*WHAT TO PRODUCE*: Repeat the whole listing below, word for word.

*RECORDS FOR THE TASK*:
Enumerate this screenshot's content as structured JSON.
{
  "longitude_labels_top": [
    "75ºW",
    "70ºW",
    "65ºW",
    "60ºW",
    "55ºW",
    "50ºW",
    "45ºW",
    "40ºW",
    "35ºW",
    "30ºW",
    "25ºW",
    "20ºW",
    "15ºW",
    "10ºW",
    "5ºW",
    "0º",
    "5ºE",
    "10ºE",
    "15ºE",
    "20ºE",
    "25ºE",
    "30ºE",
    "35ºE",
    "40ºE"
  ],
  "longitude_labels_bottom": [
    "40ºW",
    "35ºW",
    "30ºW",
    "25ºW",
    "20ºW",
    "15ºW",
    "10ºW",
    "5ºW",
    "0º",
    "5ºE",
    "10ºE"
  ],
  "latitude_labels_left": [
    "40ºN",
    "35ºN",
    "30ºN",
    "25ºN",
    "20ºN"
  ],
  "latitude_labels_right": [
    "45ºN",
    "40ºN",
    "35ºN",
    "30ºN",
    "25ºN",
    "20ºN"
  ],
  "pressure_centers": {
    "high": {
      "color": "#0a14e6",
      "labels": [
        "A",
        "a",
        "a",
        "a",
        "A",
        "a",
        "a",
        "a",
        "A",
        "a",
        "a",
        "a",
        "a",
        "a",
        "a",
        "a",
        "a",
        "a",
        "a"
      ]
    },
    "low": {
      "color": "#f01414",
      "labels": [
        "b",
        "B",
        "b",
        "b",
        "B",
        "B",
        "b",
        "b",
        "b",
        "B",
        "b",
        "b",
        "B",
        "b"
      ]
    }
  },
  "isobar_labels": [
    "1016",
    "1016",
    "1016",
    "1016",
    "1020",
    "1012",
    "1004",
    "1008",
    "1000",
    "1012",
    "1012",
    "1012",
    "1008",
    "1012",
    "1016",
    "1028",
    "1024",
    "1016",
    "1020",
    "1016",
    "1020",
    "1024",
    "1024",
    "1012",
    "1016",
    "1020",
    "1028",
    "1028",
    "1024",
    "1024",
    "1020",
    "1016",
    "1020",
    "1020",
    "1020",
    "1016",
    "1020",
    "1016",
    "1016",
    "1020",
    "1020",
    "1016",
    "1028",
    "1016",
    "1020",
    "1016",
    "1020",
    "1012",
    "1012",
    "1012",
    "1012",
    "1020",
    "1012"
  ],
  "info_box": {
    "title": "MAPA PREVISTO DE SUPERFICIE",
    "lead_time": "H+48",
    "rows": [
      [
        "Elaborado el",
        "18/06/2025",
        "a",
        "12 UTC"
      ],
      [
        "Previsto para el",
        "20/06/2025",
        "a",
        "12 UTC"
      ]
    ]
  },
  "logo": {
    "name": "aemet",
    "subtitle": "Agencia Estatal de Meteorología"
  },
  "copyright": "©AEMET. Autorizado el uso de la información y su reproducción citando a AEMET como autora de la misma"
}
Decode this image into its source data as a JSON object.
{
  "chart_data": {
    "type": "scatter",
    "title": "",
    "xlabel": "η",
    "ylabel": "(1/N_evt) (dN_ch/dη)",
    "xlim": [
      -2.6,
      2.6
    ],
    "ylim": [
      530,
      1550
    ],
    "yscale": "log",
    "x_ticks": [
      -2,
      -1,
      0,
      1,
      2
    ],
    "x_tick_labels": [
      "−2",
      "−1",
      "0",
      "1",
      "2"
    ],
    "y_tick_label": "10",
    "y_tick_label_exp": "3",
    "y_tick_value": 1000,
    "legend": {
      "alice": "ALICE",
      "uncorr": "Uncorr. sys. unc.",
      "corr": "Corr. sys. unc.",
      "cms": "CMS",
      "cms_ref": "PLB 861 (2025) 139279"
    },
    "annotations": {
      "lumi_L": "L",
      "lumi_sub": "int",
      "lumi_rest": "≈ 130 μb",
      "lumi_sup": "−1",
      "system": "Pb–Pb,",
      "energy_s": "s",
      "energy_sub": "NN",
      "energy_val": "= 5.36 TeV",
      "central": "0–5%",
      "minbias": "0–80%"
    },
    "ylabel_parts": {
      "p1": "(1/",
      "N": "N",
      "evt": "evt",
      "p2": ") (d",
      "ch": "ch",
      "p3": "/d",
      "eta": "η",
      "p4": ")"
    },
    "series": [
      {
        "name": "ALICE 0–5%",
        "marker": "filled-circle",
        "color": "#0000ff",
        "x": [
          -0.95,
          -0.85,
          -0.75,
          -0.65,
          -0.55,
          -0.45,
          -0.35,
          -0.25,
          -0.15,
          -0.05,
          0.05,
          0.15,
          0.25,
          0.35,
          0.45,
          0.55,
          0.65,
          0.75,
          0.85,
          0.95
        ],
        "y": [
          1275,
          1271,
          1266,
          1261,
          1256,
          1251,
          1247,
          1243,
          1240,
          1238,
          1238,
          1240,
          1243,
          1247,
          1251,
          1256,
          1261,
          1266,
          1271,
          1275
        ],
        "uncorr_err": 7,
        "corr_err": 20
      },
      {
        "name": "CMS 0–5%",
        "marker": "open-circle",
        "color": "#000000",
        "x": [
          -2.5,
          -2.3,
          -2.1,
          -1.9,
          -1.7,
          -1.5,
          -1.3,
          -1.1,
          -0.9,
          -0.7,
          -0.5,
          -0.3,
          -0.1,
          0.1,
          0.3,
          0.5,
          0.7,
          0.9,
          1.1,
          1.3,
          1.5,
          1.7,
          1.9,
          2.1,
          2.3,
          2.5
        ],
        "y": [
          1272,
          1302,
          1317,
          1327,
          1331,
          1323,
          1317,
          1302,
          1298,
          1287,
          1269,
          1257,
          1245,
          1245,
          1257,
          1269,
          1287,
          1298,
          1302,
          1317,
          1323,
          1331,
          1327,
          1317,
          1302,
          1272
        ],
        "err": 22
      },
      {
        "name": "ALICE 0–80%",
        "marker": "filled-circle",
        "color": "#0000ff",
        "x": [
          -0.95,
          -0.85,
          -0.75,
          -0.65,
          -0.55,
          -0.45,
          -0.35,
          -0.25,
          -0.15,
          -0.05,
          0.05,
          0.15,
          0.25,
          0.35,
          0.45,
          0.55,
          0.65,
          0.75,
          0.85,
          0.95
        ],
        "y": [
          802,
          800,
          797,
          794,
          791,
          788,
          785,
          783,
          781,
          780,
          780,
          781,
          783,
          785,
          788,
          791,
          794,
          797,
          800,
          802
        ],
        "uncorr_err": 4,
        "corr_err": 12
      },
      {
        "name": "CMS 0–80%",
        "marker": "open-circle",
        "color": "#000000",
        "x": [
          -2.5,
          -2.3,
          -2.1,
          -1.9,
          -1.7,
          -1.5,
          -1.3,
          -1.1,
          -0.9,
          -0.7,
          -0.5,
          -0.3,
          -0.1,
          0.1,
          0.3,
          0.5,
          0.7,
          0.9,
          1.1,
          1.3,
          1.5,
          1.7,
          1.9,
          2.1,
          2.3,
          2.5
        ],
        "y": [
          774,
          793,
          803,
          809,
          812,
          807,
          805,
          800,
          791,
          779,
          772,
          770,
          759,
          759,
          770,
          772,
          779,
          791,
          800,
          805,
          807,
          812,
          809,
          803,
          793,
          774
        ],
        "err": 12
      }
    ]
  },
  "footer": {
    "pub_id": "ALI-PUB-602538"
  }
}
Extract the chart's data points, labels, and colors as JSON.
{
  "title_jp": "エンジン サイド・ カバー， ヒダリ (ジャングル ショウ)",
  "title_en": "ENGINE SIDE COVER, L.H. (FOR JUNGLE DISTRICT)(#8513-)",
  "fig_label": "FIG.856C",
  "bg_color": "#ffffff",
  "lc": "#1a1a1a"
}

*TASK RESPONSE*:
Enumerate this screenshot's content as structured JSON.
{
  "longitude_labels_top": [
    "75ºW",
    "70ºW",
    "65ºW",
    "60ºW",
    "55ºW",
    "50ºW",
    "45ºW",
    "40ºW",
    "35ºW",
    "30ºW",
    "25ºW",
    "20ºW",
    "15ºW",
    "10ºW",
    "5ºW",
    "0º",
    "5ºE",
    "10ºE",
    "15ºE",
    "20ºE",
    "25ºE",
    "30ºE",
    "35ºE",
    "40ºE"
  ],
  "longitude_labels_bottom": [
    "40ºW",
    "35ºW",
    "30ºW",
    "25ºW",
    "20ºW",
    "15ºW",
    "10ºW",
    "5ºW",
    "0º",
    "5ºE",
    "10ºE"
  ],
  "latitude_labels_left": [
    "40ºN",
    "35ºN",
    "30ºN",
    "25ºN",
    "20ºN"
  ],
  "latitude_labels_right": [
    "45ºN",
    "40ºN",
    "35ºN",
    "30ºN",
    "25ºN",
    "20ºN"
  ],
  "pressure_centers": {
    "high": {
      "color": "#0a14e6",
      "labels": [
        "A",
        "a",
        "a",
        "a",
        "A",
        "a",
        "a",
        "a",
        "A",
        "a",
        "a",
        "a",
        "a",
        "a",
        "a",
        "a",
        "a",
        "a",
        "a"
      ]
    },
    "low": {
      "color": "#f01414",
      "labels": [
        "b",
        "B",
        "b",
        "b",
        "B",
        "B",
        "b",
        "b",
        "b",
        "B",
        "b",
        "b",
        "B",
        "b"
      ]
    }
  },
  "isobar_labels": [
    "1016",
    "1016",
    "1016",
    "1016",
    "1020",
    "1012",
    "1004",
    "1008",
    "1000",
    "1012",
    "1012",
    "1012",
    "1008",
    "1012",
    "1016",
    "1028",
    "1024",
    "1016",
    "1020",
    "1016",
    "1020",
    "1024",
    "1024",
    "1012",
    "1016",
    "1020",
    "1028",
    "1028",
    "1024",
    "1024",
    "1020",
    "1016",
    "1020",
    "1020",
    "1020",
    "1016",
    "1020",
    "1016",
    "1016",
    "1020",
    "1020",
    "1016",
    "1028",
    "1016",
    "1020",
    "1016",
    "1020",
    "1012",
    "1012",
    "1012",
    "1012",
    "1020",
    "1012"
  ],
  "info_box": {
    "title": "MAPA PREVISTO DE SUPERFICIE",
    "lead_time": "H+48",
    "rows": [
      [
        "Elaborado el",
        "18/06/2025",
        "a",
        "12 UTC"
      ],
      [
        "Previsto para el",
        "20/06/2025",
        "a",
        "12 UTC"
      ]
    ]
  },
  "logo": {
    "name": "aemet",
    "subtitle": "Agencia Estatal de Meteorología"
  },
  "copyright": "©AEMET. Autorizado el uso de la información y su reproducción citando a AEMET como autora de la misma"
}
Decode this image into its source data as a JSON object.
{
  "chart_data": {
    "type": "scatter",
    "title": "",
    "xlabel": "η",
    "ylabel": "(1/N_evt) (dN_ch/dη)",
    "xlim": [
      -2.6,
      2.6
    ],
    "ylim": [
      530,
      1550
    ],
    "yscale": "log",
    "x_ticks": [
      -2,
      -1,
      0,
      1,
      2
    ],
    "x_tick_labels": [
      "−2",
      "−1",
      "0",
      "1",
      "2"
    ],
    "y_tick_label": "10",
    "y_tick_label_exp": "3",
    "y_tick_value": 1000,
    "legend": {
      "alice": "ALICE",
      "uncorr": "Uncorr. sys. unc.",
      "corr": "Corr. sys. unc.",
      "cms": "CMS",
      "cms_ref": "PLB 861 (2025) 139279"
    },
    "annotations": {
      "lumi_L": "L",
      "lumi_sub": "int",
      "lumi_rest": "≈ 130 μb",
      "lumi_sup": "−1",
      "system": "Pb–Pb,",
      "energy_s": "s",
      "energy_sub": "NN",
      "energy_val": "= 5.36 TeV",
      "central": "0–5%",
      "minbias": "0–80%"
    },
    "ylabel_parts": {
      "p1": "(1/",
      "N": "N",
      "evt": "evt",
      "p2": ") (d",
      "ch": "ch",
      "p3": "/d",
      "eta": "η",
      "p4": ")"
    },
    "series": [
      {
        "name": "ALICE 0–5%",
        "marker": "filled-circle",
        "color": "#0000ff",
        "x": [
          -0.95,
          -0.85,
          -0.75,
          -0.65,
          -0.55,
          -0.45,
          -0.35,
          -0.25,
          -0.15,
          -0.05,
          0.05,
          0.15,
          0.25,
          0.35,
          0.45,
          0.55,
          0.65,
          0.75,
          0.85,
          0.95
        ],
        "y": [
          1275,
          1271,
          1266,
          1261,
          1256,
          1251,
          1247,
          1243,
          1240,
          1238,
          1238,
          1240,
          1243,
          1247,
          1251,
          1256,
          1261,
          1266,
          1271,
          1275
        ],
        "uncorr_err": 7,
        "corr_err": 20
      },
      {
        "name": "CMS 0–5%",
        "marker": "open-circle",
        "color": "#000000",
        "x": [
          -2.5,
          -2.3,
          -2.1,
          -1.9,
          -1.7,
          -1.5,
          -1.3,
          -1.1,
          -0.9,
          -0.7,
          -0.5,
          -0.3,
          -0.1,
          0.1,
          0.3,
          0.5,
          0.7,
          0.9,
          1.1,
          1.3,
          1.5,
          1.7,
          1.9,
          2.1,
          2.3,
          2.5
        ],
        "y": [
          1272,
          1302,
          1317,
          1327,
          1331,
          1323,
          1317,
          1302,
          1298,
          1287,
          1269,
          1257,
          1245,
          1245,
          1257,
          1269,
          1287,
          1298,
          1302,
          1317,
          1323,
          1331,
          1327,
          1317,
          1302,
          1272
        ],
        "err": 22
      },
      {
        "name": "ALICE 0–80%",
        "marker": "filled-circle",
        "color": "#0000ff",
        "x": [
          -0.95,
          -0.85,
          -0.75,
          -0.65,
          -0.55,
          -0.45,
          -0.35,
          -0.25,
          -0.15,
          -0.05,
          0.05,
          0.15,
          0.25,
          0.35,
          0.45,
          0.55,
          0.65,
          0.75,
          0.85,
          0.95
        ],
        "y": [
          802,
          800,
          797,
          794,
          791,
          788,
          785,
          783,
          781,
          780,
          780,
          781,
          783,
          785,
          788,
          791,
          794,
          797,
          800,
          802
        ],
        "uncorr_err": 4,
        "corr_err": 12
      },
      {
        "name": "CMS 0–80%",
        "marker": "open-circle",
        "color": "#000000",
        "x": [
          -2.5,
          -2.3,
          -2.1,
          -1.9,
          -1.7,
          -1.5,
          -1.3,
          -1.1,
          -0.9,
          -0.7,
          -0.5,
          -0.3,
          -0.1,
          0.1,
          0.3,
          0.5,
          0.7,
          0.9,
          1.1,
          1.3,
          1.5,
          1.7,
          1.9,
          2.1,
          2.3,
          2.5
        ],
        "y": [
          774,
          793,
          803,
          809,
          812,
          807,
          805,
          800,
          791,
          779,
          772,
          770,
          759,
          759,
          770,
          772,
          779,
          791,
          800,
          805,
          807,
          812,
          809,
          803,
          793,
          774
        ],
        "err": 12
      }
    ]
  },
  "footer": {
    "pub_id": "ALI-PUB-602538"
  }
}
Extract the chart's data points, labels, and colors as JSON.
{
  "title_jp": "エンジン サイド・ カバー， ヒダリ (ジャングル ショウ)",
  "title_en": "ENGINE SIDE COVER, L.H. (FOR JUNGLE DISTRICT)(#8513-)",
  "fig_label": "FIG.856C",
  "bg_color": "#ffffff",
  "lc": "#1a1a1a"
}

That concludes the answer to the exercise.